**DIRECTIONS**. Quote the entries in full, character for character, without their images.

Items listed in a dataset:
-*-

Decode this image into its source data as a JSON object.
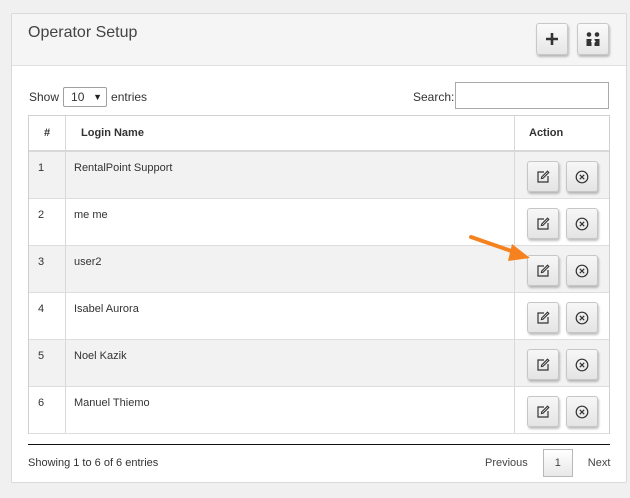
{
  "panel": {
    "title": "Operator Setup",
    "add_icon": "plus-icon",
    "assign_icon": "user-transfer-icon"
  },
  "controls": {
    "show_label": "Show",
    "page_size": "10",
    "entries_label": "entries",
    "search_label": "Search:",
    "search_value": ""
  },
  "table": {
    "headers": [
      "#",
      "Login Name",
      "Action"
    ],
    "rows": [
      {
        "num": "1",
        "login": "RentalPoint Support"
      },
      {
        "num": "2",
        "login": "me me"
      },
      {
        "num": "3",
        "login": "user2"
      },
      {
        "num": "4",
        "login": "Isabel Aurora"
      },
      {
        "num": "5",
        "login": "Noel Kazik"
      },
      {
        "num": "6",
        "login": "Manuel Thiemo"
      }
    ],
    "edit_icon": "edit-icon",
    "delete_icon": "delete-circle-icon"
  },
  "footer": {
    "info": "Showing 1 to 6 of 6 entries",
    "previous": "Previous",
    "current_page": "1",
    "next": "Next"
  },
  "colors": {
    "annotation_arrow": "#f5821f",
    "odd_row": "#f2f2f2"
  }
}
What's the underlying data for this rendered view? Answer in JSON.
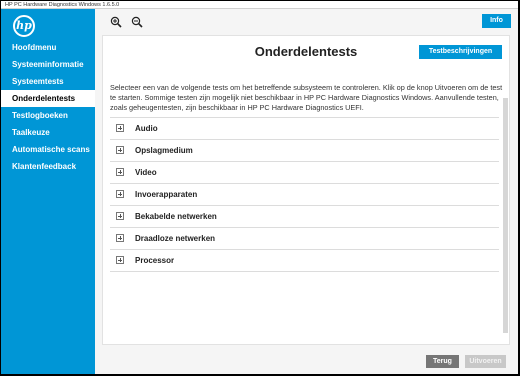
{
  "window": {
    "title": "HP PC Hardware Diagnostics Windows 1.6.5.0"
  },
  "logo": {
    "text": "hp"
  },
  "sidebar": {
    "items": [
      {
        "label": "Hoofdmenu",
        "active": false
      },
      {
        "label": "Systeeminformatie",
        "active": false
      },
      {
        "label": "Systeemtests",
        "active": false
      },
      {
        "label": "Onderdelentests",
        "active": true
      },
      {
        "label": "Testlogboeken",
        "active": false
      },
      {
        "label": "Taalkeuze",
        "active": false
      },
      {
        "label": "Automatische scans",
        "active": false
      },
      {
        "label": "Klantenfeedback",
        "active": false
      }
    ]
  },
  "toolbar": {
    "zoom_in_icon": "zoom-in-icon",
    "zoom_out_icon": "zoom-out-icon",
    "info_label": "Info"
  },
  "main": {
    "title": "Onderdelentests",
    "descriptions_button": "Testbeschrijvingen",
    "description": "Selecteer een van de volgende tests om het betreffende subsysteem te controleren. Klik op de knop Uitvoeren om de test te starten. Sommige testen zijn mogelijk niet beschikbaar in HP PC Hardware Diagnostics Windows. Aanvullende testen, zoals geheugentesten, zijn beschikbaar in HP PC Hardware Diagnostics UEFI.",
    "components": [
      "Audio",
      "Opslagmedium",
      "Video",
      "Invoerapparaten",
      "Bekabelde netwerken",
      "Draadloze netwerken",
      "Processor"
    ]
  },
  "footer": {
    "back_label": "Terug",
    "run_label": "Uitvoeren"
  },
  "colors": {
    "accent": "#0096d6",
    "back_button": "#767676",
    "disabled_button": "#c8c8c8"
  }
}
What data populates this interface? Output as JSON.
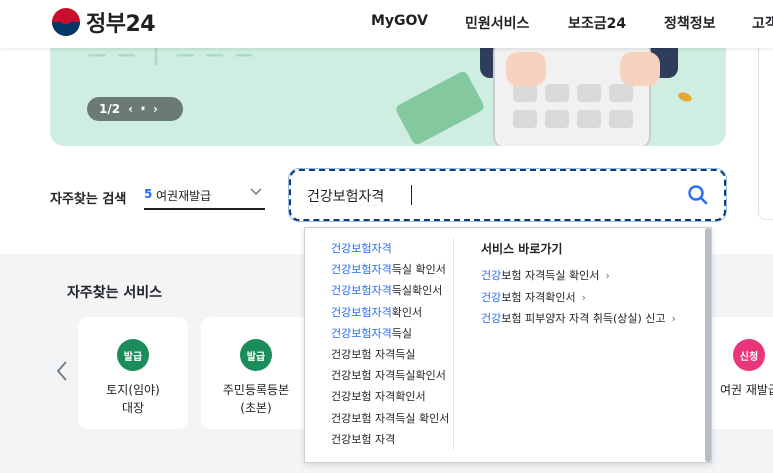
{
  "header": {
    "logo_text": "정부24",
    "nav": [
      "MyGOV",
      "민원서비스",
      "보조금24",
      "정책정보",
      "고객"
    ]
  },
  "banner": {
    "title_fragment": "ㅡ ㅡ ㅣ ㅡ ㅡ ㅡ",
    "pager": {
      "current": "1/2",
      "prev": "‹",
      "pause": "⏸",
      "next": "›"
    }
  },
  "search": {
    "label": "자주찾는 검색",
    "select_num": "5",
    "select_text": "여권재발급",
    "value": "건강보험자격"
  },
  "autocomplete": {
    "suggestions": [
      {
        "hl": "건강보험자격",
        "rest": ""
      },
      {
        "hl": "건강보험자격",
        "rest": "득실 확인서"
      },
      {
        "hl": "건강보험자격",
        "rest": "득실확인서"
      },
      {
        "hl": "건강보험자격",
        "rest": "확인서"
      },
      {
        "hl": "건강보험자격",
        "rest": "득실"
      },
      {
        "hl": "",
        "rest": "건강보험 자격득실"
      },
      {
        "hl": "",
        "rest": "건강보험 자격득실확인서"
      },
      {
        "hl": "",
        "rest": "건강보험 자격확인서"
      },
      {
        "hl": "",
        "rest": "건강보험 자격득실 확인서"
      },
      {
        "hl": "",
        "rest": "건강보험 자격"
      }
    ],
    "shortcut_title": "서비스 바로가기",
    "shortcuts": [
      {
        "hl": "건강",
        "rest": "보험 자격득실 확인서"
      },
      {
        "hl": "건강",
        "rest": "보험 자격확인서"
      },
      {
        "hl": "건강",
        "rest": "보험 피부양자 자격 취득(상실) 신고"
      }
    ],
    "arrow": "›"
  },
  "services": {
    "title": "자주찾는 서비스",
    "prev": "‹",
    "cards": [
      {
        "badge": "발급",
        "name1": "토지(임야)",
        "name2": "대장",
        "color": "#1a8d5b"
      },
      {
        "badge": "발급",
        "name1": "주민등록등본",
        "name2": "(초본)",
        "color": "#1a8d5b"
      },
      {
        "badge": "신청",
        "name1": "여권 재발급",
        "name2": "",
        "color": "#e9367b"
      }
    ]
  },
  "colors": {
    "accent": "#256ef4",
    "brand_blue": "#003764",
    "brand_red": "#c8102e"
  }
}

-*-

**TASK RESPONSE**.
Decode this image into its source data as a JSON object.
{
  "panel": {
    "title": "Operator Setup",
    "add_icon": "plus-icon",
    "assign_icon": "user-transfer-icon"
  },
  "controls": {
    "show_label": "Show",
    "page_size": "10",
    "entries_label": "entries",
    "search_label": "Search:",
    "search_value": ""
  },
  "table": {
    "headers": [
      "#",
      "Login Name",
      "Action"
    ],
    "rows": [
      {
        "num": "1",
        "login": "RentalPoint Support"
      },
      {
        "num": "2",
        "login": "me me"
      },
      {
        "num": "3",
        "login": "user2"
      },
      {
        "num": "4",
        "login": "Isabel Aurora"
      },
      {
        "num": "5",
        "login": "Noel Kazik"
      },
      {
        "num": "6",
        "login": "Manuel Thiemo"
      }
    ],
    "edit_icon": "edit-icon",
    "delete_icon": "delete-circle-icon"
  },
  "footer": {
    "info": "Showing 1 to 6 of 6 entries",
    "previous": "Previous",
    "current_page": "1",
    "next": "Next"
  },
  "colors": {
    "annotation_arrow": "#f5821f",
    "odd_row": "#f2f2f2"
  }
}
What's the underlying data for this rendered view? Answer in JSON.
{
  "window": {
    "title": "HP PC Hardware Diagnostics Windows 1.6.5.0"
  },
  "logo": {
    "text": "hp"
  },
  "sidebar": {
    "items": [
      {
        "label": "Hoofdmenu",
        "active": false
      },
      {
        "label": "Systeeminformatie",
        "active": false
      },
      {
        "label": "Systeemtests",
        "active": false
      },
      {
        "label": "Onderdelentests",
        "active": true
      },
      {
        "label": "Testlogboeken",
        "active": false
      },
      {
        "label": "Taalkeuze",
        "active": false
      },
      {
        "label": "Automatische scans",
        "active": false
      },
      {
        "label": "Klantenfeedback",
        "active": false
      }
    ]
  },
  "toolbar": {
    "zoom_in_icon": "zoom-in-icon",
    "zoom_out_icon": "zoom-out-icon",
    "info_label": "Info"
  },
  "main": {
    "title": "Onderdelentests",
    "descriptions_button": "Testbeschrijvingen",
    "description": "Selecteer een van de volgende tests om het betreffende subsysteem te controleren. Klik op de knop Uitvoeren om de test te starten. Sommige testen zijn mogelijk niet beschikbaar in HP PC Hardware Diagnostics Windows. Aanvullende testen, zoals geheugentesten, zijn beschikbaar in HP PC Hardware Diagnostics UEFI.",
    "components": [
      "Audio",
      "Opslagmedium",
      "Video",
      "Invoerapparaten",
      "Bekabelde netwerken",
      "Draadloze netwerken",
      "Processor"
    ]
  },
  "footer": {
    "back_label": "Terug",
    "run_label": "Uitvoeren"
  },
  "colors": {
    "accent": "#0096d6",
    "back_button": "#767676",
    "disabled_button": "#c8c8c8"
  }
}
What data populates this interface? Output as JSON.
{
  "header": {
    "logo_text": "정부24",
    "nav": [
      "MyGOV",
      "민원서비스",
      "보조금24",
      "정책정보",
      "고객"
    ]
  },
  "banner": {
    "title_fragment": "ㅡ ㅡ ㅣ ㅡ ㅡ ㅡ",
    "pager": {
      "current": "1/2",
      "prev": "‹",
      "pause": "⏸",
      "next": "›"
    }
  },
  "search": {
    "label": "자주찾는 검색",
    "select_num": "5",
    "select_text": "여권재발급",
    "value": "건강보험자격"
  },
  "autocomplete": {
    "suggestions": [
      {
        "hl": "건강보험자격",
        "rest": ""
      },
      {
        "hl": "건강보험자격",
        "rest": "득실 확인서"
      },
      {
        "hl": "건강보험자격",
        "rest": "득실확인서"
      },
      {
        "hl": "건강보험자격",
        "rest": "확인서"
      },
      {
        "hl": "건강보험자격",
        "rest": "득실"
      },
      {
        "hl": "",
        "rest": "건강보험 자격득실"
      },
      {
        "hl": "",
        "rest": "건강보험 자격득실확인서"
      },
      {
        "hl": "",
        "rest": "건강보험 자격확인서"
      },
      {
        "hl": "",
        "rest": "건강보험 자격득실 확인서"
      },
      {
        "hl": "",
        "rest": "건강보험 자격"
      }
    ],
    "shortcut_title": "서비스 바로가기",
    "shortcuts": [
      {
        "hl": "건강",
        "rest": "보험 자격득실 확인서"
      },
      {
        "hl": "건강",
        "rest": "보험 자격확인서"
      },
      {
        "hl": "건강",
        "rest": "보험 피부양자 자격 취득(상실) 신고"
      }
    ],
    "arrow": "›"
  },
  "services": {
    "title": "자주찾는 서비스",
    "prev": "‹",
    "cards": [
      {
        "badge": "발급",
        "name1": "토지(임야)",
        "name2": "대장",
        "color": "#1a8d5b"
      },
      {
        "badge": "발급",
        "name1": "주민등록등본",
        "name2": "(초본)",
        "color": "#1a8d5b"
      },
      {
        "badge": "신청",
        "name1": "여권 재발급",
        "name2": "",
        "color": "#e9367b"
      }
    ]
  },
  "colors": {
    "accent": "#256ef4",
    "brand_blue": "#003764",
    "brand_red": "#c8102e"
  }
}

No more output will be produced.